(DATA TO USE)
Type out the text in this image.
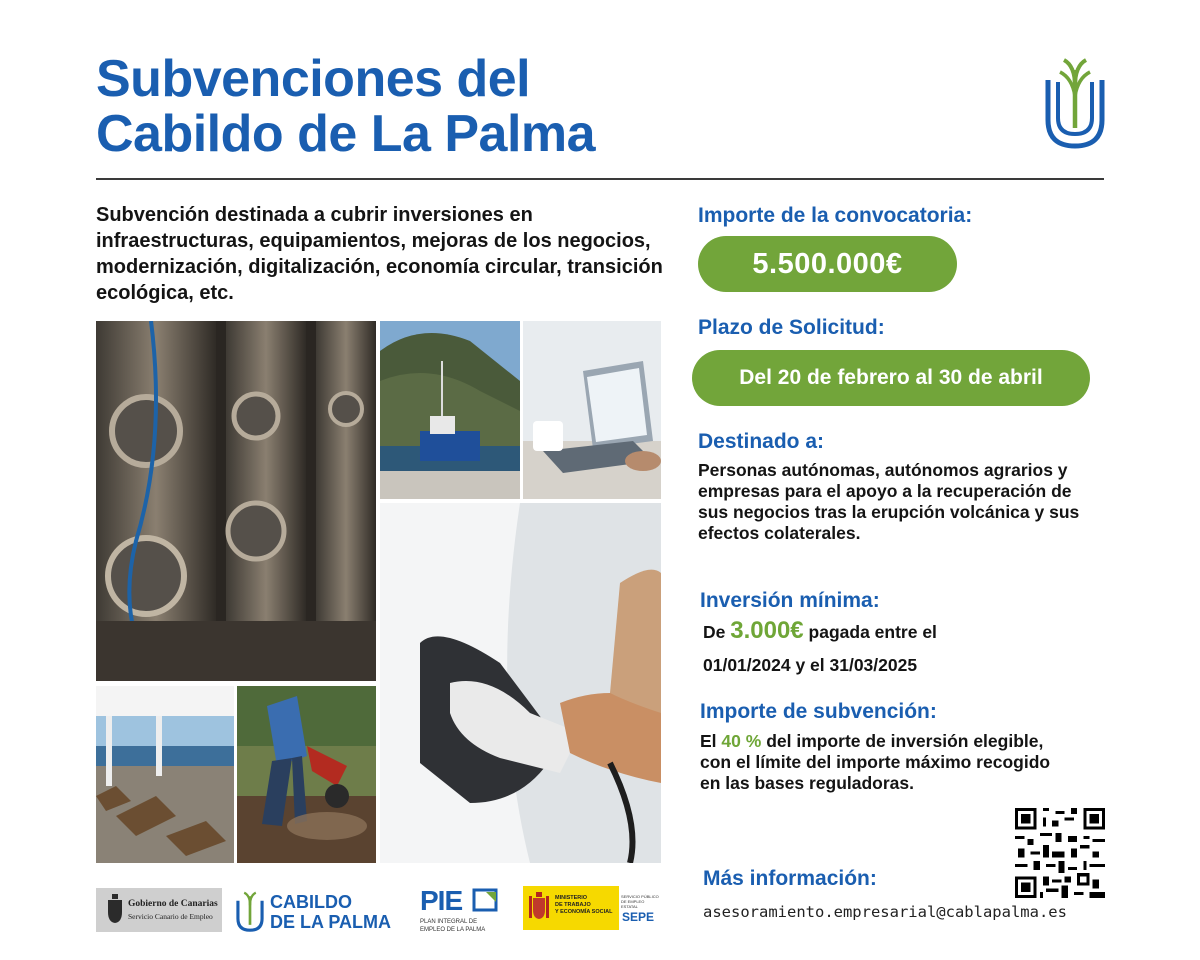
Subvenciones del
Cabildo de La Palma
Subvención destinada a cubrir inversiones en infraestructuras, equipamientos, mejoras de los negocios, modernización, digitalización, economía circular, transición ecológica, etc.
Importe de la convocatoria:
5.500.000€
Plazo de Solicitud:
Del 20 de febrero al 30 de abril
Destinado a:
Personas autónomas, autónomos agrarios y empresas para el apoyo a la recuperación de sus negocios tras la erupción volcánica y sus efectos colaterales.
Inversión mínima:
De 3.000€ pagada entre el
01/01/2024 y el 31/03/2025
Importe de subvención:
El 40 % del importe de inversión elegible, con el límite del importe máximo recogido en las bases reguladoras.
Más información:
asesoramiento.empresarial@cablapalma.es
Gobierno de Canarias
Servicio Canario de Empleo
CABILDO
DE LA PALMA
PIE
PLAN INTEGRAL DE
EMPLEO DE LA PALMA
MINISTERIO
DE TRABAJO
Y ECONOMÍA SOCIAL
SERVICIO PÚBLICO DE EMPLEO ESTATAL
SEPE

(WHAT YOU SHOULD DO) Of the lines in the data, how many contain the word "negocios"? Provide the number and nothing further.

(RESPONSE TO THE EXERCISE) 2